- _DATA TO USE_:
/---

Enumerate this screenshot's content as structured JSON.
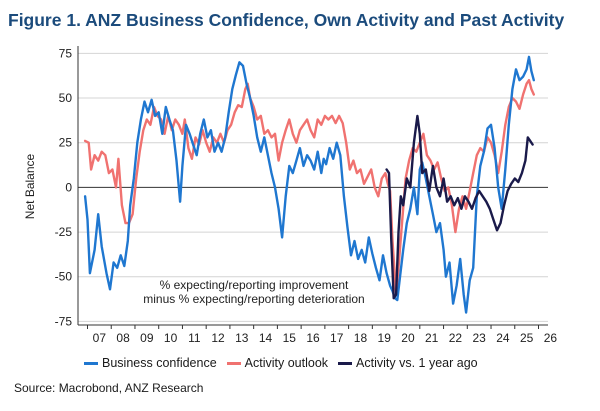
{
  "figure": {
    "title": "Figure 1.  ANZ Business Confidence, Own Activity and Past Activity",
    "source": "Source: Macrobond, ANZ Research"
  },
  "chart_data": {
    "type": "line",
    "ylabel": "Net Balance",
    "ylim": [
      -77,
      78
    ],
    "yticks": [
      -75,
      -50,
      -25,
      0,
      25,
      50,
      75
    ],
    "xlim": [
      2006.6,
      2026.4
    ],
    "xtick_labels": [
      "07",
      "08",
      "09",
      "10",
      "11",
      "12",
      "13",
      "14",
      "15",
      "16",
      "17",
      "18",
      "19",
      "20",
      "21",
      "22",
      "23",
      "24",
      "25",
      "26"
    ],
    "grid": "horizontal",
    "zero_line": true,
    "annotation": [
      "% expecting/reporting improvement",
      "minus % expecting/reporting deterioration"
    ],
    "legend_position": "bottom",
    "series": [
      {
        "name": "Business confidence",
        "color": "#1f77d0",
        "points": [
          [
            2006.9,
            -5
          ],
          [
            2007.0,
            -18
          ],
          [
            2007.1,
            -48
          ],
          [
            2007.3,
            -35
          ],
          [
            2007.45,
            -15
          ],
          [
            2007.6,
            -33
          ],
          [
            2007.8,
            -48
          ],
          [
            2007.95,
            -57
          ],
          [
            2008.1,
            -42
          ],
          [
            2008.25,
            -45
          ],
          [
            2008.4,
            -38
          ],
          [
            2008.55,
            -44
          ],
          [
            2008.7,
            -30
          ],
          [
            2008.8,
            -10
          ],
          [
            2008.95,
            5
          ],
          [
            2009.1,
            25
          ],
          [
            2009.25,
            38
          ],
          [
            2009.4,
            48
          ],
          [
            2009.55,
            42
          ],
          [
            2009.7,
            49
          ],
          [
            2009.85,
            40
          ],
          [
            2010.0,
            42
          ],
          [
            2010.15,
            30
          ],
          [
            2010.3,
            45
          ],
          [
            2010.45,
            38
          ],
          [
            2010.6,
            32
          ],
          [
            2010.75,
            15
          ],
          [
            2010.9,
            -8
          ],
          [
            2011.0,
            12
          ],
          [
            2011.15,
            35
          ],
          [
            2011.3,
            30
          ],
          [
            2011.45,
            24
          ],
          [
            2011.6,
            18
          ],
          [
            2011.75,
            30
          ],
          [
            2011.9,
            38
          ],
          [
            2012.05,
            28
          ],
          [
            2012.2,
            32
          ],
          [
            2012.35,
            20
          ],
          [
            2012.5,
            25
          ],
          [
            2012.65,
            20
          ],
          [
            2012.8,
            28
          ],
          [
            2012.95,
            42
          ],
          [
            2013.1,
            55
          ],
          [
            2013.25,
            63
          ],
          [
            2013.4,
            70
          ],
          [
            2013.55,
            68
          ],
          [
            2013.7,
            58
          ],
          [
            2013.85,
            50
          ],
          [
            2014.0,
            40
          ],
          [
            2014.15,
            28
          ],
          [
            2014.3,
            20
          ],
          [
            2014.45,
            28
          ],
          [
            2014.6,
            18
          ],
          [
            2014.75,
            8
          ],
          [
            2014.9,
            0
          ],
          [
            2015.05,
            -12
          ],
          [
            2015.2,
            -28
          ],
          [
            2015.35,
            -5
          ],
          [
            2015.5,
            12
          ],
          [
            2015.65,
            8
          ],
          [
            2015.8,
            15
          ],
          [
            2015.95,
            22
          ],
          [
            2016.1,
            12
          ],
          [
            2016.25,
            18
          ],
          [
            2016.4,
            15
          ],
          [
            2016.55,
            10
          ],
          [
            2016.7,
            20
          ],
          [
            2016.85,
            8
          ],
          [
            2016.95,
            16
          ],
          [
            2017.05,
            13
          ],
          [
            2017.2,
            22
          ],
          [
            2017.35,
            16
          ],
          [
            2017.5,
            25
          ],
          [
            2017.65,
            18
          ],
          [
            2017.8,
            -5
          ],
          [
            2017.95,
            -22
          ],
          [
            2018.1,
            -38
          ],
          [
            2018.25,
            -30
          ],
          [
            2018.4,
            -40
          ],
          [
            2018.55,
            -35
          ],
          [
            2018.7,
            -42
          ],
          [
            2018.85,
            -28
          ],
          [
            2019.0,
            -37
          ],
          [
            2019.15,
            -45
          ],
          [
            2019.3,
            -52
          ],
          [
            2019.45,
            -38
          ],
          [
            2019.6,
            -48
          ],
          [
            2019.75,
            -55
          ],
          [
            2019.85,
            -58
          ],
          [
            2019.95,
            -62
          ],
          [
            2020.05,
            -63
          ],
          [
            2020.15,
            -52
          ],
          [
            2020.3,
            -35
          ],
          [
            2020.45,
            -20
          ],
          [
            2020.6,
            -12
          ],
          [
            2020.75,
            0
          ],
          [
            2020.9,
            -15
          ],
          [
            2021.0,
            10
          ],
          [
            2021.1,
            14
          ],
          [
            2021.25,
            5
          ],
          [
            2021.4,
            -5
          ],
          [
            2021.55,
            -15
          ],
          [
            2021.7,
            -25
          ],
          [
            2021.85,
            -20
          ],
          [
            2022.0,
            -35
          ],
          [
            2022.1,
            -50
          ],
          [
            2022.25,
            -42
          ],
          [
            2022.4,
            -65
          ],
          [
            2022.55,
            -55
          ],
          [
            2022.7,
            -40
          ],
          [
            2022.85,
            -60
          ],
          [
            2022.95,
            -70
          ],
          [
            2023.1,
            -52
          ],
          [
            2023.25,
            -45
          ],
          [
            2023.4,
            -5
          ],
          [
            2023.55,
            12
          ],
          [
            2023.7,
            20
          ],
          [
            2023.85,
            33
          ],
          [
            2024.0,
            35
          ],
          [
            2024.15,
            22
          ],
          [
            2024.3,
            0
          ],
          [
            2024.45,
            -12
          ],
          [
            2024.6,
            10
          ],
          [
            2024.75,
            35
          ],
          [
            2024.9,
            55
          ],
          [
            2025.05,
            66
          ],
          [
            2025.2,
            60
          ],
          [
            2025.35,
            62
          ],
          [
            2025.5,
            66
          ],
          [
            2025.6,
            73
          ],
          [
            2025.7,
            65
          ],
          [
            2025.8,
            60
          ]
        ]
      },
      {
        "name": "Activity outlook",
        "color": "#f07270",
        "points": [
          [
            2006.9,
            26
          ],
          [
            2007.05,
            25
          ],
          [
            2007.15,
            10
          ],
          [
            2007.3,
            18
          ],
          [
            2007.45,
            15
          ],
          [
            2007.6,
            20
          ],
          [
            2007.75,
            18
          ],
          [
            2007.9,
            8
          ],
          [
            2008.05,
            10
          ],
          [
            2008.2,
            0
          ],
          [
            2008.3,
            16
          ],
          [
            2008.45,
            -10
          ],
          [
            2008.6,
            -20
          ],
          [
            2008.75,
            -20
          ],
          [
            2008.9,
            -15
          ],
          [
            2009.05,
            5
          ],
          [
            2009.2,
            20
          ],
          [
            2009.35,
            32
          ],
          [
            2009.5,
            38
          ],
          [
            2009.65,
            35
          ],
          [
            2009.8,
            45
          ],
          [
            2009.95,
            40
          ],
          [
            2010.1,
            38
          ],
          [
            2010.25,
            30
          ],
          [
            2010.4,
            40
          ],
          [
            2010.55,
            32
          ],
          [
            2010.7,
            38
          ],
          [
            2010.85,
            35
          ],
          [
            2011.0,
            30
          ],
          [
            2011.1,
            38
          ],
          [
            2011.25,
            22
          ],
          [
            2011.4,
            16
          ],
          [
            2011.55,
            28
          ],
          [
            2011.7,
            24
          ],
          [
            2011.85,
            32
          ],
          [
            2012.0,
            25
          ],
          [
            2012.15,
            20
          ],
          [
            2012.3,
            28
          ],
          [
            2012.45,
            25
          ],
          [
            2012.6,
            30
          ],
          [
            2012.75,
            25
          ],
          [
            2012.9,
            32
          ],
          [
            2013.05,
            35
          ],
          [
            2013.2,
            42
          ],
          [
            2013.35,
            46
          ],
          [
            2013.5,
            45
          ],
          [
            2013.65,
            55
          ],
          [
            2013.75,
            58
          ],
          [
            2013.85,
            50
          ],
          [
            2014.0,
            45
          ],
          [
            2014.15,
            38
          ],
          [
            2014.3,
            40
          ],
          [
            2014.45,
            30
          ],
          [
            2014.6,
            32
          ],
          [
            2014.75,
            28
          ],
          [
            2014.9,
            30
          ],
          [
            2015.05,
            15
          ],
          [
            2015.2,
            25
          ],
          [
            2015.35,
            32
          ],
          [
            2015.5,
            38
          ],
          [
            2015.65,
            30
          ],
          [
            2015.8,
            25
          ],
          [
            2015.95,
            32
          ],
          [
            2016.1,
            35
          ],
          [
            2016.25,
            38
          ],
          [
            2016.4,
            32
          ],
          [
            2016.55,
            28
          ],
          [
            2016.7,
            38
          ],
          [
            2016.85,
            35
          ],
          [
            2017.0,
            40
          ],
          [
            2017.15,
            38
          ],
          [
            2017.3,
            40
          ],
          [
            2017.45,
            36
          ],
          [
            2017.6,
            40
          ],
          [
            2017.75,
            36
          ],
          [
            2017.9,
            25
          ],
          [
            2018.05,
            10
          ],
          [
            2018.2,
            15
          ],
          [
            2018.35,
            8
          ],
          [
            2018.5,
            10
          ],
          [
            2018.65,
            2
          ],
          [
            2018.8,
            6
          ],
          [
            2018.95,
            10
          ],
          [
            2019.1,
            0
          ],
          [
            2019.25,
            -5
          ],
          [
            2019.4,
            5
          ],
          [
            2019.55,
            8
          ],
          [
            2019.65,
            2
          ],
          [
            2019.75,
            -2
          ],
          [
            2019.85,
            -30
          ],
          [
            2020.0,
            -60
          ],
          [
            2020.1,
            -45
          ],
          [
            2020.25,
            -20
          ],
          [
            2020.4,
            5
          ],
          [
            2020.55,
            15
          ],
          [
            2020.7,
            22
          ],
          [
            2020.85,
            20
          ],
          [
            2021.0,
            25
          ],
          [
            2021.15,
            30
          ],
          [
            2021.3,
            18
          ],
          [
            2021.45,
            15
          ],
          [
            2021.6,
            10
          ],
          [
            2021.75,
            14
          ],
          [
            2021.9,
            5
          ],
          [
            2022.05,
            -2
          ],
          [
            2022.2,
            0
          ],
          [
            2022.35,
            -10
          ],
          [
            2022.5,
            -25
          ],
          [
            2022.65,
            -12
          ],
          [
            2022.8,
            -5
          ],
          [
            2022.95,
            -12
          ],
          [
            2023.1,
            -2
          ],
          [
            2023.25,
            8
          ],
          [
            2023.4,
            18
          ],
          [
            2023.55,
            22
          ],
          [
            2023.7,
            20
          ],
          [
            2023.85,
            28
          ],
          [
            2024.0,
            25
          ],
          [
            2024.15,
            18
          ],
          [
            2024.3,
            8
          ],
          [
            2024.45,
            20
          ],
          [
            2024.6,
            35
          ],
          [
            2024.75,
            45
          ],
          [
            2024.9,
            50
          ],
          [
            2025.05,
            48
          ],
          [
            2025.2,
            44
          ],
          [
            2025.35,
            52
          ],
          [
            2025.5,
            58
          ],
          [
            2025.6,
            60
          ],
          [
            2025.7,
            55
          ],
          [
            2025.8,
            52
          ]
        ]
      },
      {
        "name": "Activity vs. 1 year ago",
        "color": "#1a1a4a",
        "points": [
          [
            2019.6,
            10
          ],
          [
            2019.7,
            8
          ],
          [
            2019.8,
            -30
          ],
          [
            2019.9,
            -62
          ],
          [
            2020.0,
            -60
          ],
          [
            2020.1,
            -25
          ],
          [
            2020.2,
            -5
          ],
          [
            2020.3,
            -10
          ],
          [
            2020.45,
            5
          ],
          [
            2020.6,
            0
          ],
          [
            2020.75,
            25
          ],
          [
            2020.9,
            40
          ],
          [
            2021.0,
            30
          ],
          [
            2021.1,
            8
          ],
          [
            2021.25,
            10
          ],
          [
            2021.4,
            -2
          ],
          [
            2021.55,
            12
          ],
          [
            2021.7,
            0
          ],
          [
            2021.85,
            -5
          ],
          [
            2022.0,
            5
          ],
          [
            2022.15,
            -8
          ],
          [
            2022.3,
            -5
          ],
          [
            2022.45,
            -10
          ],
          [
            2022.6,
            -6
          ],
          [
            2022.75,
            -12
          ],
          [
            2022.9,
            -5
          ],
          [
            2023.05,
            -8
          ],
          [
            2023.2,
            -12
          ],
          [
            2023.35,
            -6
          ],
          [
            2023.5,
            -2
          ],
          [
            2023.65,
            -5
          ],
          [
            2023.8,
            -8
          ],
          [
            2023.95,
            -12
          ],
          [
            2024.1,
            -18
          ],
          [
            2024.25,
            -24
          ],
          [
            2024.4,
            -20
          ],
          [
            2024.55,
            -10
          ],
          [
            2024.7,
            -2
          ],
          [
            2024.85,
            2
          ],
          [
            2025.0,
            5
          ],
          [
            2025.15,
            3
          ],
          [
            2025.3,
            8
          ],
          [
            2025.45,
            15
          ],
          [
            2025.55,
            28
          ],
          [
            2025.65,
            26
          ],
          [
            2025.75,
            24
          ]
        ]
      }
    ]
  }
}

\---

- _AIM OF THE TASK_:
Find the word "name" in the data and show each line that holds it.

- _THE RESULT_:
        "name": "Business confidence",
        "name": "Activity outlook",
        "name": "Activity vs. 1 year ago",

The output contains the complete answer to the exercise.